------ Provided material ------
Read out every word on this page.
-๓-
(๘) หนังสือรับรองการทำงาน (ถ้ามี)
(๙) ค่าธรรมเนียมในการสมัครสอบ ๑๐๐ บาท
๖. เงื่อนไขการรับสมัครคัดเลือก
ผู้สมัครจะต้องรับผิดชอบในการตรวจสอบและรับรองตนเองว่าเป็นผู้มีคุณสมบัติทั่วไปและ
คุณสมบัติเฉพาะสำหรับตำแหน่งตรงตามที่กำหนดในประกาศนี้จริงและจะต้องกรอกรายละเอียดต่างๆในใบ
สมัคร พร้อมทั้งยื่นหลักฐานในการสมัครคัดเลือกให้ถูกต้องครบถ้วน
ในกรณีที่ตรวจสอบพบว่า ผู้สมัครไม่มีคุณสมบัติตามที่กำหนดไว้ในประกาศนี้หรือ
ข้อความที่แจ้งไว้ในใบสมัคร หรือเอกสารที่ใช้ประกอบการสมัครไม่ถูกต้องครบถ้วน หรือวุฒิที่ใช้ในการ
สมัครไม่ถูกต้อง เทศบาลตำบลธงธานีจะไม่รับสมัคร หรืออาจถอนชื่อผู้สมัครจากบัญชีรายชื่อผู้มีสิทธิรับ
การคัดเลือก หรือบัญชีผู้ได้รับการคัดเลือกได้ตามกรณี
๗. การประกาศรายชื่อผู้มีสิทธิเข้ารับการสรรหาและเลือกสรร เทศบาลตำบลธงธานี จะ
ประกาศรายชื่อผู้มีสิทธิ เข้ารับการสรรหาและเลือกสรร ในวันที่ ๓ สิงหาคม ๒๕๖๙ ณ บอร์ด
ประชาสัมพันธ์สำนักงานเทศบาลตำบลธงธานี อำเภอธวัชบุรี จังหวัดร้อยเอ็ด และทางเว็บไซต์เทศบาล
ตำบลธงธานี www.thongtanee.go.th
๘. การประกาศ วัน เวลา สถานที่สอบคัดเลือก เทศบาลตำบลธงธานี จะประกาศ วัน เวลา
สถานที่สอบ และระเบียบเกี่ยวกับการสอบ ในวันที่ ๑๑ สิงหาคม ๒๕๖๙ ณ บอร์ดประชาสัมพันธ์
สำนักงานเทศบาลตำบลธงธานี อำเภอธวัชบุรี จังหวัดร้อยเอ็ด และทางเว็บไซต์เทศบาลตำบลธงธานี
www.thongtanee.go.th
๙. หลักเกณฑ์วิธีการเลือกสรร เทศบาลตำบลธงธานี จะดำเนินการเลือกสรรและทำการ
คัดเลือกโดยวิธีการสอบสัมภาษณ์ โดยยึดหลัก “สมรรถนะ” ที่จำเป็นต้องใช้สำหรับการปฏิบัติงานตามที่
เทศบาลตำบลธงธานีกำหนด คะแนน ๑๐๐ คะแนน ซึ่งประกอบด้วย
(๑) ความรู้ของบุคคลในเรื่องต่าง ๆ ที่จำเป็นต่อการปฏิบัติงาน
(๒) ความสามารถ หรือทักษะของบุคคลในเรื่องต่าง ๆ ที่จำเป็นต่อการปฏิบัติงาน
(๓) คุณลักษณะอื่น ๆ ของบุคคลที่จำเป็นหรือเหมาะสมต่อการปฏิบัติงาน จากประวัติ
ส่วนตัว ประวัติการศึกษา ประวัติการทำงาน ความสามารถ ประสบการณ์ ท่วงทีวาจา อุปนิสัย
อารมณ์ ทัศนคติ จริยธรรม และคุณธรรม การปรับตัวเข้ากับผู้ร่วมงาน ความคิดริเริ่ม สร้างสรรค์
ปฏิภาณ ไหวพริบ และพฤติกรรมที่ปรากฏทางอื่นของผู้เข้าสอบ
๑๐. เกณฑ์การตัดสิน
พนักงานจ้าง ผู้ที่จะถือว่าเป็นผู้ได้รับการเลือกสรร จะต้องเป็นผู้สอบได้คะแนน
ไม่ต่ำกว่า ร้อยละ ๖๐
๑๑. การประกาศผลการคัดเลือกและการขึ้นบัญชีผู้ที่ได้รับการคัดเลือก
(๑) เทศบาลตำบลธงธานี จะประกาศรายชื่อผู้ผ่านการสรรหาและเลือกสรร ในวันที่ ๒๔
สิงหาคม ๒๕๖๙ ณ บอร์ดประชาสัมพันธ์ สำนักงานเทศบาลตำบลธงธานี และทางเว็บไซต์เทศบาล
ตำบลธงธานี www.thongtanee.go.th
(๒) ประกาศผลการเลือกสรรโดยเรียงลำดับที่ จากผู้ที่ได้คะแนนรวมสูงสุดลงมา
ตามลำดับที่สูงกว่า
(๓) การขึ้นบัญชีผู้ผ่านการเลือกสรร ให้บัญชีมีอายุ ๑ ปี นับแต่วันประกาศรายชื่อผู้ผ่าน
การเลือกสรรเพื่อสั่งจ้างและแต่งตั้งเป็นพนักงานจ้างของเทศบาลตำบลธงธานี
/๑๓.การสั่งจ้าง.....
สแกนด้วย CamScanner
------
**To do:** Copy each line of the records that contains the word "บไซต".

**Task result:**
ประชาสัมพันธ์สำนักงานเทศบาลตำบลธงธานี อำเภอธวัชบุรี จังหวัดร้อยเอ็ด และทางเว็บไซต์เทศบาล
สำนักงานเทศบาลตำบลธงธานี อำเภอธวัชบุรี จังหวัดร้อยเอ็ด และทางเว็บไซต์เทศบาลตำบลธงธานี
สิงหาคม ๒๕๖๙ ณ บอร์ดประชาสัมพันธ์ สำนักงานเทศบาลตำบลธงธานี และทางเว็บไซต์เทศบาล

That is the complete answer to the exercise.